**Listed records:**
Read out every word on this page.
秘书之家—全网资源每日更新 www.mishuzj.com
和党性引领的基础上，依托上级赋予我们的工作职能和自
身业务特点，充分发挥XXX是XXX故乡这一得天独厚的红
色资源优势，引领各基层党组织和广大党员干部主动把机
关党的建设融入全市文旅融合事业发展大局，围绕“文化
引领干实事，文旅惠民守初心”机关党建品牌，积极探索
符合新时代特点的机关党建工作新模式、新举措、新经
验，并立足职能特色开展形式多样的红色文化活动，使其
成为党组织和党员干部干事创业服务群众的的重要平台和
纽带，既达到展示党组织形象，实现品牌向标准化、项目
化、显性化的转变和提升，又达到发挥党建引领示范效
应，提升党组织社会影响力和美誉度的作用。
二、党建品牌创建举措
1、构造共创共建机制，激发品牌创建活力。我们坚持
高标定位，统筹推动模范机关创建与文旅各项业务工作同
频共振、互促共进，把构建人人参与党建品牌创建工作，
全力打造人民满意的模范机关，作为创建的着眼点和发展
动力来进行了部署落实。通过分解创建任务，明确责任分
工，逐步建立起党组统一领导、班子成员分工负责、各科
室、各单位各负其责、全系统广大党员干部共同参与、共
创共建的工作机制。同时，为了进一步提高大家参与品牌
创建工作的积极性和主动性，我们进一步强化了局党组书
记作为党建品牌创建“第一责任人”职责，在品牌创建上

**What is asked:** Reproduce each record exactly as it appears.

**Exercise output:**
Read out every word on this page.
秘书之家—全网资源每日更新 www.mishuzj.com
和党性引领的基础上，依托上级赋予我们的工作职能和自
身业务特点，充分发挥XXX是XXX故乡这一得天独厚的红
色资源优势，引领各基层党组织和广大党员干部主动把机
关党的建设融入全市文旅融合事业发展大局，围绕“文化
引领干实事，文旅惠民守初心”机关党建品牌，积极探索
符合新时代特点的机关党建工作新模式、新举措、新经
验，并立足职能特色开展形式多样的红色文化活动，使其
成为党组织和党员干部干事创业服务群众的的重要平台和
纽带，既达到展示党组织形象，实现品牌向标准化、项目
化、显性化的转变和提升，又达到发挥党建引领示范效
应，提升党组织社会影响力和美誉度的作用。
二、党建品牌创建举措
1、构造共创共建机制，激发品牌创建活力。我们坚持
高标定位，统筹推动模范机关创建与文旅各项业务工作同
频共振、互促共进，把构建人人参与党建品牌创建工作，
全力打造人民满意的模范机关，作为创建的着眼点和发展
动力来进行了部署落实。通过分解创建任务，明确责任分
工，逐步建立起党组统一领导、班子成员分工负责、各科
室、各单位各负其责、全系统广大党员干部共同参与、共
创共建的工作机制。同时，为了进一步提高大家参与品牌
创建工作的积极性和主动性，我们进一步强化了局党组书
记作为党建品牌创建“第一责任人”职责，在品牌创建上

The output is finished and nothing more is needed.